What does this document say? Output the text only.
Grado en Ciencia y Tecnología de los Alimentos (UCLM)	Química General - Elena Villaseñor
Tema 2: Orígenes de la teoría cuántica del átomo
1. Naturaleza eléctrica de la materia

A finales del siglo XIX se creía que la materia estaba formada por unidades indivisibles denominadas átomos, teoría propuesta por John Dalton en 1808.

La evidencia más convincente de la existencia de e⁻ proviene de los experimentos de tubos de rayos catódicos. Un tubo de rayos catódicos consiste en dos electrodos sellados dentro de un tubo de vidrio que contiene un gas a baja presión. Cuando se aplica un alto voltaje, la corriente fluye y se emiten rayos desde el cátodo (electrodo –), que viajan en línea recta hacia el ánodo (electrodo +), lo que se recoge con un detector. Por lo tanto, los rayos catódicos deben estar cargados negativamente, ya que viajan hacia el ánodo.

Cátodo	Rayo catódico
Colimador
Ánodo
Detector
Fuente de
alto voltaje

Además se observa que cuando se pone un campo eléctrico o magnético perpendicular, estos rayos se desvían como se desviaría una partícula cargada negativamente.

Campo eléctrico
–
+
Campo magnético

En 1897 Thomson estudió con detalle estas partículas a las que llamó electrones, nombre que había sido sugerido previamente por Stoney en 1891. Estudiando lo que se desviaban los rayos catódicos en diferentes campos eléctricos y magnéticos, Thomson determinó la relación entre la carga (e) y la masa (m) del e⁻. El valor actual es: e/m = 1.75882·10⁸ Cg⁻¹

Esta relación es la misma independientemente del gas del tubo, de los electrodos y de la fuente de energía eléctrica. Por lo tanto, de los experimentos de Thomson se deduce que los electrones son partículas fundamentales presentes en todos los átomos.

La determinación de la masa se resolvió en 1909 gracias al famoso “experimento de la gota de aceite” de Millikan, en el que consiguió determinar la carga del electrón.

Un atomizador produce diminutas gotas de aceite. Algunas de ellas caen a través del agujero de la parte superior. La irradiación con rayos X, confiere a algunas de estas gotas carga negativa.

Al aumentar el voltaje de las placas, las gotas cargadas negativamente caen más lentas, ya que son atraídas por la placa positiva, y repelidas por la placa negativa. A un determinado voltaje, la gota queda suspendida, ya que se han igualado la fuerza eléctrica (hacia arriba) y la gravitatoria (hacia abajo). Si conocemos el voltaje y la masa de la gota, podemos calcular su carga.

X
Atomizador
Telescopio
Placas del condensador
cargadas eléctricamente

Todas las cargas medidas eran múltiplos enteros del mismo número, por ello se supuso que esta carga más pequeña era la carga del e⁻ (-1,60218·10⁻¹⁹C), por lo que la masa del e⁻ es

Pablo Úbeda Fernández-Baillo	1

----

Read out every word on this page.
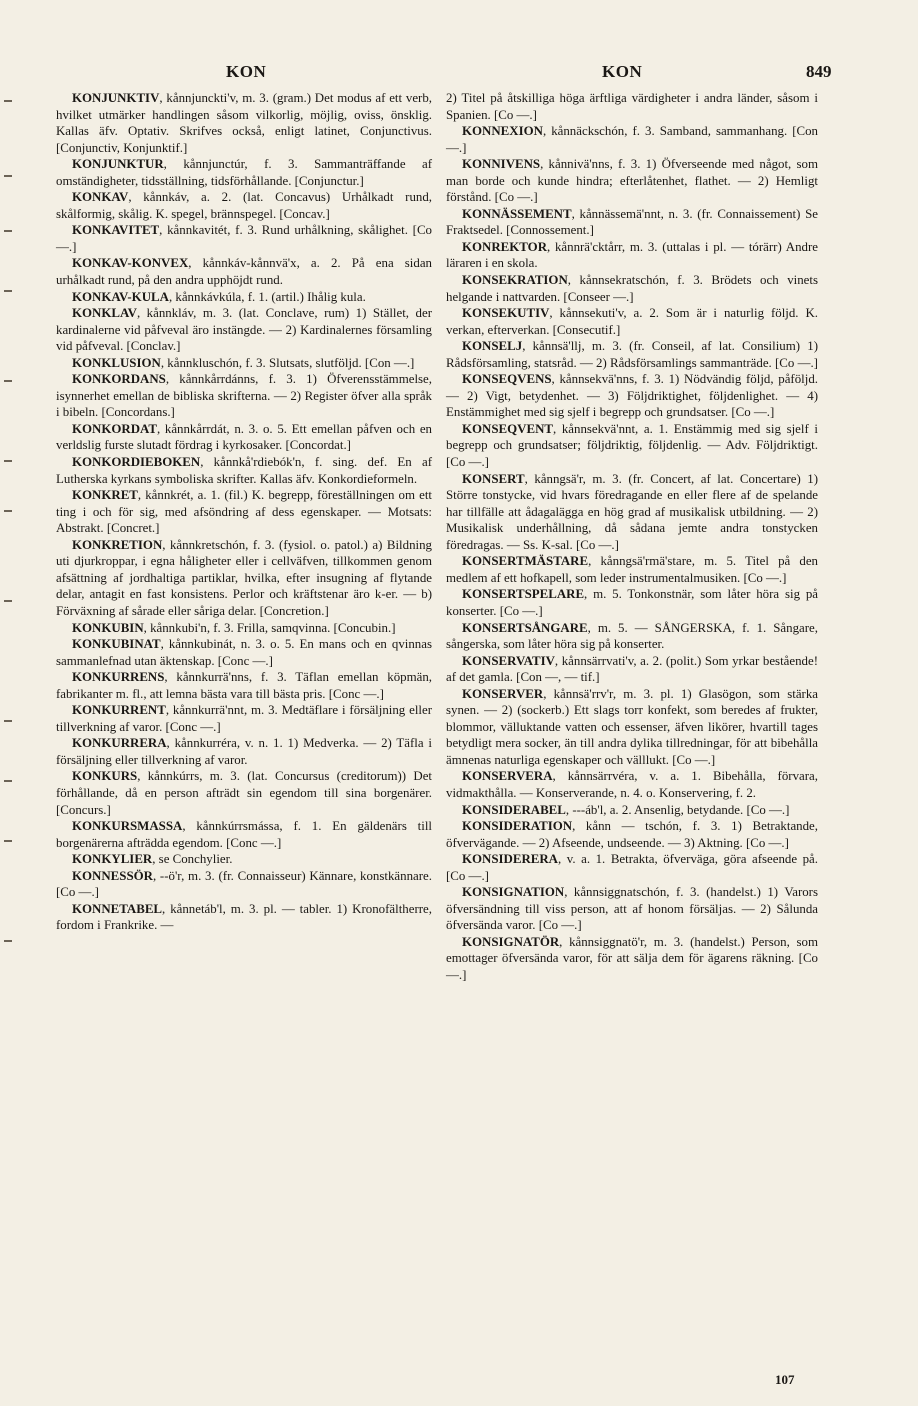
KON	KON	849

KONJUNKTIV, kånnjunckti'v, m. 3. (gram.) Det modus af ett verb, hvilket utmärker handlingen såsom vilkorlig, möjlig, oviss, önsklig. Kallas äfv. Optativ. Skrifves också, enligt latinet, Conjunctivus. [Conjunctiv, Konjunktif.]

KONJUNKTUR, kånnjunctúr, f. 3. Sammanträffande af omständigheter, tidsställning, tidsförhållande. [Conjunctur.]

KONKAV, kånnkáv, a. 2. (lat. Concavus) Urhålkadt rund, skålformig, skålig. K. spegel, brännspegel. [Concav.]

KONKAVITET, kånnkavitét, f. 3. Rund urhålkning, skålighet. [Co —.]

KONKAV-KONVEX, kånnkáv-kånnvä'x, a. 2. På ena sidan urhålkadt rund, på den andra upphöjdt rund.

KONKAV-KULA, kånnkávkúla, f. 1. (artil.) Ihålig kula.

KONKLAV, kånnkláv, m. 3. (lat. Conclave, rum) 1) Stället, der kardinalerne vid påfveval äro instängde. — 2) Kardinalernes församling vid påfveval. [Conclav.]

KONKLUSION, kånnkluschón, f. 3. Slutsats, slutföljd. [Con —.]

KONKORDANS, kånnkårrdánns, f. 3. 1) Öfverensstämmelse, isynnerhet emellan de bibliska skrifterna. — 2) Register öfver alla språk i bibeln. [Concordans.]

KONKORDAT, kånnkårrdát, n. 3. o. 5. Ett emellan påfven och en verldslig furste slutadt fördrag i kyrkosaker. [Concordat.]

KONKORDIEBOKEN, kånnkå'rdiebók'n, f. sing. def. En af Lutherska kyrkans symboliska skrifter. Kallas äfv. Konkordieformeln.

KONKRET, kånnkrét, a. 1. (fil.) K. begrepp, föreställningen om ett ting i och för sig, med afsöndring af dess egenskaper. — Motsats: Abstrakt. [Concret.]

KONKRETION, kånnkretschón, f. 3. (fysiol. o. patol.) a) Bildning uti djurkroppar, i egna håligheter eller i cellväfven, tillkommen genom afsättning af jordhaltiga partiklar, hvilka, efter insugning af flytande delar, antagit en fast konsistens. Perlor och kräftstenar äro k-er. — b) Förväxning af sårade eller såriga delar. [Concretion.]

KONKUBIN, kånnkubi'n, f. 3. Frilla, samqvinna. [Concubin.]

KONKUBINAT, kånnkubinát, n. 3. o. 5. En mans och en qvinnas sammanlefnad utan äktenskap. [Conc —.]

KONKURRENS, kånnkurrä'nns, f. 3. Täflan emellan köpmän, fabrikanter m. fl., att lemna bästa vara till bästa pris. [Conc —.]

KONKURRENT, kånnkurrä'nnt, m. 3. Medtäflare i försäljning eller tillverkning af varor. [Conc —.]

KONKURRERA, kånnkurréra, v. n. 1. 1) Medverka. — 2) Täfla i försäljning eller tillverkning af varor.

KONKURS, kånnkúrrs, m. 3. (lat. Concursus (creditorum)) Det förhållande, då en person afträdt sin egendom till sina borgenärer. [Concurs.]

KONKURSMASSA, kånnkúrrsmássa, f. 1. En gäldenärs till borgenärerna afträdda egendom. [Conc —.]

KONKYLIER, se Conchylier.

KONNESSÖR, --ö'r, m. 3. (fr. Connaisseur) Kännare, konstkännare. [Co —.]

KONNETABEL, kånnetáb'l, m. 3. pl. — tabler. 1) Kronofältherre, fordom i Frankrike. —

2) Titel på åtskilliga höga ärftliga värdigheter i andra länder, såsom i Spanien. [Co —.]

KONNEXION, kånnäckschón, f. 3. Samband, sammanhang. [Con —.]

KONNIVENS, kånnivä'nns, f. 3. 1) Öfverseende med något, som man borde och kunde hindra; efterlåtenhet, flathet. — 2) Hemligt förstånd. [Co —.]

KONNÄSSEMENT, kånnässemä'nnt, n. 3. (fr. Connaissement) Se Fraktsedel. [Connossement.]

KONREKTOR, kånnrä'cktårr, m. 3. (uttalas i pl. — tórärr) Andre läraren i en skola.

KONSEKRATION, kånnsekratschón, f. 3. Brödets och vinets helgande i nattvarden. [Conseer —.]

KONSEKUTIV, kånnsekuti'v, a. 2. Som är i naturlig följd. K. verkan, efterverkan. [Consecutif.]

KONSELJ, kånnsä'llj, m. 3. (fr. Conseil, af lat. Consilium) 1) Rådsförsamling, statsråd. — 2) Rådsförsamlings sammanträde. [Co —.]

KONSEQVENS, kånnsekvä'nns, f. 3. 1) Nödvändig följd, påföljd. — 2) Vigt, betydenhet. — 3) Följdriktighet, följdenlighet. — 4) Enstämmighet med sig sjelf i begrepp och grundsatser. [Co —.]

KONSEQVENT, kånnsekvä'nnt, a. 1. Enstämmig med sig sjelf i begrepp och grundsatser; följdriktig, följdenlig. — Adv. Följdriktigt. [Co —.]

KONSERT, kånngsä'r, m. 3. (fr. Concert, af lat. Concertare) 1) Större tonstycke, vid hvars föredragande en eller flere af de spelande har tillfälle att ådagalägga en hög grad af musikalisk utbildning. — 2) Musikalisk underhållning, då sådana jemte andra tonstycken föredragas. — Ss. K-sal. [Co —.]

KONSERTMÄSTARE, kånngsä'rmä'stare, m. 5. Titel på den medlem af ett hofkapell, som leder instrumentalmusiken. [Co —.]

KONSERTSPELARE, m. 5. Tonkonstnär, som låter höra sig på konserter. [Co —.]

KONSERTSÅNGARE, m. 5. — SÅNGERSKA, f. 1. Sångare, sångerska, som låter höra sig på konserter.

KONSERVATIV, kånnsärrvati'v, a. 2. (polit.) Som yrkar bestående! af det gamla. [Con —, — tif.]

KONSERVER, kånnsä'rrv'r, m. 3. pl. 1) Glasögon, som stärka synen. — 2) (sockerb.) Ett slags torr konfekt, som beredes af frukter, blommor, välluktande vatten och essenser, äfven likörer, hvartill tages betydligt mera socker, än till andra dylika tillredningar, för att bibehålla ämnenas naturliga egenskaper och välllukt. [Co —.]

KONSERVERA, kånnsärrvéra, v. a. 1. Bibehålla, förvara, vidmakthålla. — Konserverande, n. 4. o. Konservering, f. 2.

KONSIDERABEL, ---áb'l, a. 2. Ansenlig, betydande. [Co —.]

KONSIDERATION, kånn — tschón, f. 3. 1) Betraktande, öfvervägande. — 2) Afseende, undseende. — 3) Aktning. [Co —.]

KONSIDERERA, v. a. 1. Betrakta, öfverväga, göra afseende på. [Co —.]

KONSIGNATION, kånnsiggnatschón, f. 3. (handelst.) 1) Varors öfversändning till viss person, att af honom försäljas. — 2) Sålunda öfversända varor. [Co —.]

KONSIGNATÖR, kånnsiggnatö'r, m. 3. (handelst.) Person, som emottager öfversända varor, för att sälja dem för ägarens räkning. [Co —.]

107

----

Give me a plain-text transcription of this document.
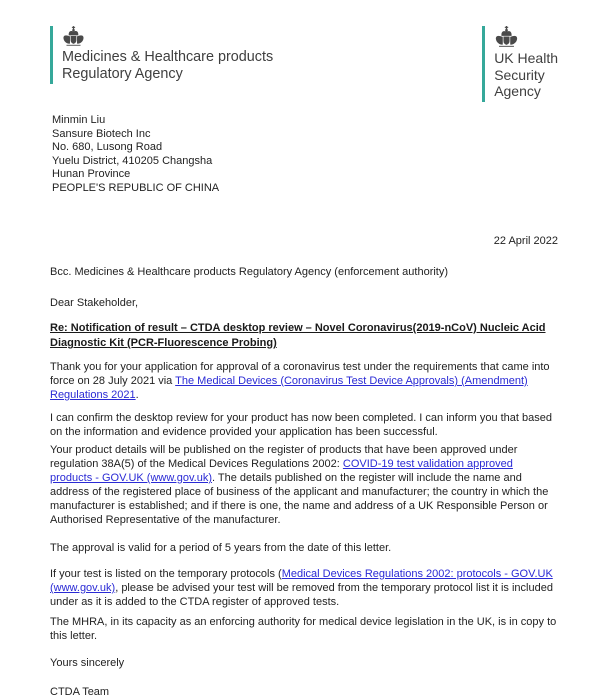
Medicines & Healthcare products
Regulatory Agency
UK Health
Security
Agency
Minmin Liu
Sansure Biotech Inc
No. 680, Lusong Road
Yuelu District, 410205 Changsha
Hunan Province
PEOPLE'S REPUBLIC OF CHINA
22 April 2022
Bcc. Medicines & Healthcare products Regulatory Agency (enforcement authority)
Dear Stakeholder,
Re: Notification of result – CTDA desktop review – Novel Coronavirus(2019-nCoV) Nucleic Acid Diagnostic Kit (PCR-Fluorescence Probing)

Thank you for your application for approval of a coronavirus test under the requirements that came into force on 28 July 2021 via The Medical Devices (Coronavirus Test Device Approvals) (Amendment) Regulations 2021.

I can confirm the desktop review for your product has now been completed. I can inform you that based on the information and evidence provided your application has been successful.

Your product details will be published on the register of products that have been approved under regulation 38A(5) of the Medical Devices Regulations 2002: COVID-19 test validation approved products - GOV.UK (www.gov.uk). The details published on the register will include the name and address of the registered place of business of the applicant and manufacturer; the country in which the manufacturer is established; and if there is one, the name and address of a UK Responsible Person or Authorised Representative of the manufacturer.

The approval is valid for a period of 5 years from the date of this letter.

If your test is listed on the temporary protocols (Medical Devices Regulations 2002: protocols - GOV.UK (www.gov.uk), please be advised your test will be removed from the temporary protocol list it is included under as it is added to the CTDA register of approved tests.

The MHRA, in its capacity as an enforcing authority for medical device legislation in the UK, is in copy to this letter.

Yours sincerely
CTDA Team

----

• [Activity]
Spot the lines above that mention "this" and copy them.

• [Answer area]
What does this document say? Output the text only.
Read out every word on this page.
Give me a plain-text transcription of this document.
The approval is valid for a period of 5 years from the date of this letter.
The MHRA, in its capacity as an enforcing authority for medical device legislation in the UK, is in copy to this letter.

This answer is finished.